— BEGIN DATASET EXCERPTS —

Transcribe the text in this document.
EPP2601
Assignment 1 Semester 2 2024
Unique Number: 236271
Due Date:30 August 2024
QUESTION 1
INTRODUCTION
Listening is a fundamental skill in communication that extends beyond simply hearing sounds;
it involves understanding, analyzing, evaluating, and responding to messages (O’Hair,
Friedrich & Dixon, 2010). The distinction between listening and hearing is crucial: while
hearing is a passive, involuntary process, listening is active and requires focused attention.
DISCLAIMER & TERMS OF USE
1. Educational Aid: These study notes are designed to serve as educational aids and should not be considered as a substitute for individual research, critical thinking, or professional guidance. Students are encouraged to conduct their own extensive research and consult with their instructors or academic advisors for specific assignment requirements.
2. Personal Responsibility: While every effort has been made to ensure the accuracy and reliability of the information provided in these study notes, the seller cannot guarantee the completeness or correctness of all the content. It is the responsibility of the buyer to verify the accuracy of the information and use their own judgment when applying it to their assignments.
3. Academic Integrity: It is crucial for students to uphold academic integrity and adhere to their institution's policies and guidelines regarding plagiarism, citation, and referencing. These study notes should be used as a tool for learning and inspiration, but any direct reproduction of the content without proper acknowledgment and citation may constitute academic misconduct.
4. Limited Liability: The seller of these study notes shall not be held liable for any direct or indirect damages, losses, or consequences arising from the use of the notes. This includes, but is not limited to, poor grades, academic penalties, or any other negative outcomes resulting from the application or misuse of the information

— END DATASET EXCERPTS —

■ WHAT THE TASK ASKS ■
Find the lines above holding the word "hearing" and show them.

■ TASK RESULT ■
Listening is a fundamental skill in communication that extends beyond simply hearing sounds;
Friedrich & Dixon, 2010). The distinction between listening and hearing is crucial: while
hearing is a passive, involuntary process, listening is active and requires focused attention.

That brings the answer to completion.